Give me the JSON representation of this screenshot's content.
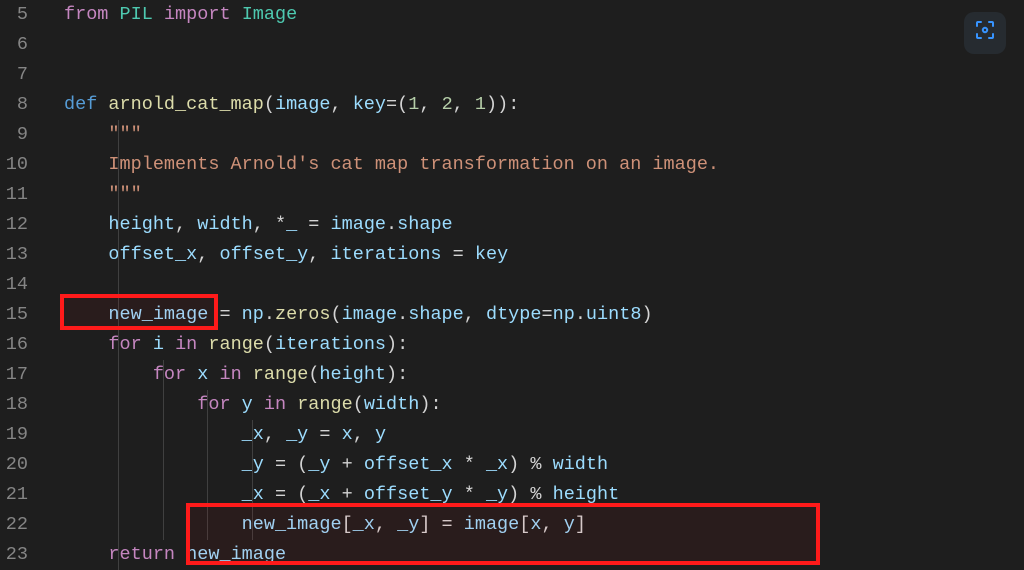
{
  "line_numbers": [
    "5",
    "6",
    "7",
    "8",
    "9",
    "10",
    "11",
    "12",
    "13",
    "14",
    "15",
    "16",
    "17",
    "18",
    "19",
    "20",
    "21",
    "22",
    "23"
  ],
  "code": {
    "l5": {
      "from": "from",
      "pil": "PIL",
      "import": "import",
      "image": "Image"
    },
    "l8": {
      "def": "def",
      "fn": "arnold_cat_map",
      "lp": "(",
      "p1": "image",
      "c1": ", ",
      "p2": "key",
      "eq": "=(",
      "n1": "1",
      "c2": ", ",
      "n2": "2",
      "c3": ", ",
      "n3": "1",
      "rp": ")):"
    },
    "l9": {
      "q": "\"\"\""
    },
    "l10": {
      "s": "Implements Arnold's cat map transformation on an image."
    },
    "l11": {
      "q": "\"\"\""
    },
    "l12": {
      "h": "height",
      "c1": ", ",
      "w": "width",
      "c2": ", *",
      "u": "_",
      "eq": " = ",
      "img": "image",
      ".": ".",
      "sh": "shape"
    },
    "l13": {
      "ox": "offset_x",
      "c1": ", ",
      "oy": "offset_y",
      "c2": ", ",
      "it": "iterations",
      "eq": " = ",
      "k": "key"
    },
    "l15": {
      "ni": "new_image",
      "eq": " = ",
      "np": "np",
      ".": ".",
      "z": "zeros",
      "lp": "(",
      "img": "image",
      ".2": ".",
      "sh": "shape",
      "c1": ", ",
      "dt": "dtype",
      "eq2": "=",
      "np2": "np",
      ".3": ".",
      "u8": "uint8",
      "rp": ")"
    },
    "l16": {
      "for": "for",
      "i": "i",
      "in": "in",
      "range": "range",
      "lp": "(",
      "it": "iterations",
      "rp": "):"
    },
    "l17": {
      "for": "for",
      "x": "x",
      "in": "in",
      "range": "range",
      "lp": "(",
      "h": "height",
      "rp": "):"
    },
    "l18": {
      "for": "for",
      "y": "y",
      "in": "in",
      "range": "range",
      "lp": "(",
      "w": "width",
      "rp": "):"
    },
    "l19": {
      "ux": "_x",
      "c1": ", ",
      "uy": "_y",
      "eq": " = ",
      "x": "x",
      "c2": ", ",
      "y": "y"
    },
    "l20": {
      "uy": "_y",
      "eq": " = (",
      "uy2": "_y",
      "p": " + ",
      "ox": "offset_x",
      "m": " * ",
      "ux": "_x",
      "rp": ") % ",
      "w": "width"
    },
    "l21": {
      "ux": "_x",
      "eq": " = (",
      "ux2": "_x",
      "p": " + ",
      "oy": "offset_y",
      "m": " * ",
      "uy": "_y",
      "rp": ") % ",
      "h": "height"
    },
    "l22": {
      "ni": "new_image",
      "lb": "[",
      "ux": "_x",
      "c1": ", ",
      "uy": "_y",
      "rb": "] = ",
      "img": "image",
      "lb2": "[",
      "x": "x",
      "c2": ", ",
      "y": "y",
      "rb2": "]"
    },
    "l23": {
      "ret": "return",
      "ni": "new_image"
    }
  },
  "icons": {
    "screenshot": "screenshot-icon"
  }
}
######
GIVEN REQUEST: Without the pictures, write out all of the material exactly.

ANSWER TO THIS TASK:
Give me the JSON representation of this screenshot's content.
{
  "line_numbers": [
    "5",
    "6",
    "7",
    "8",
    "9",
    "10",
    "11",
    "12",
    "13",
    "14",
    "15",
    "16",
    "17",
    "18",
    "19",
    "20",
    "21",
    "22",
    "23"
  ],
  "code": {
    "l5": {
      "from": "from",
      "pil": "PIL",
      "import": "import",
      "image": "Image"
    },
    "l8": {
      "def": "def",
      "fn": "arnold_cat_map",
      "lp": "(",
      "p1": "image",
      "c1": ", ",
      "p2": "key",
      "eq": "=(",
      "n1": "1",
      "c2": ", ",
      "n2": "2",
      "c3": ", ",
      "n3": "1",
      "rp": ")):"
    },
    "l9": {
      "q": "\"\"\""
    },
    "l10": {
      "s": "Implements Arnold's cat map transformation on an image."
    },
    "l11": {
      "q": "\"\"\""
    },
    "l12": {
      "h": "height",
      "c1": ", ",
      "w": "width",
      "c2": ", *",
      "u": "_",
      "eq": " = ",
      "img": "image",
      ".": ".",
      "sh": "shape"
    },
    "l13": {
      "ox": "offset_x",
      "c1": ", ",
      "oy": "offset_y",
      "c2": ", ",
      "it": "iterations",
      "eq": " = ",
      "k": "key"
    },
    "l15": {
      "ni": "new_image",
      "eq": " = ",
      "np": "np",
      ".": ".",
      "z": "zeros",
      "lp": "(",
      "img": "image",
      ".2": ".",
      "sh": "shape",
      "c1": ", ",
      "dt": "dtype",
      "eq2": "=",
      "np2": "np",
      ".3": ".",
      "u8": "uint8",
      "rp": ")"
    },
    "l16": {
      "for": "for",
      "i": "i",
      "in": "in",
      "range": "range",
      "lp": "(",
      "it": "iterations",
      "rp": "):"
    },
    "l17": {
      "for": "for",
      "x": "x",
      "in": "in",
      "range": "range",
      "lp": "(",
      "h": "height",
      "rp": "):"
    },
    "l18": {
      "for": "for",
      "y": "y",
      "in": "in",
      "range": "range",
      "lp": "(",
      "w": "width",
      "rp": "):"
    },
    "l19": {
      "ux": "_x",
      "c1": ", ",
      "uy": "_y",
      "eq": " = ",
      "x": "x",
      "c2": ", ",
      "y": "y"
    },
    "l20": {
      "uy": "_y",
      "eq": " = (",
      "uy2": "_y",
      "p": " + ",
      "ox": "offset_x",
      "m": " * ",
      "ux": "_x",
      "rp": ") % ",
      "w": "width"
    },
    "l21": {
      "ux": "_x",
      "eq": " = (",
      "ux2": "_x",
      "p": " + ",
      "oy": "offset_y",
      "m": " * ",
      "uy": "_y",
      "rp": ") % ",
      "h": "height"
    },
    "l22": {
      "ni": "new_image",
      "lb": "[",
      "ux": "_x",
      "c1": ", ",
      "uy": "_y",
      "rb": "] = ",
      "img": "image",
      "lb2": "[",
      "x": "x",
      "c2": ", ",
      "y": "y",
      "rb2": "]"
    },
    "l23": {
      "ret": "return",
      "ni": "new_image"
    }
  },
  "icons": {
    "screenshot": "screenshot-icon"
  }
}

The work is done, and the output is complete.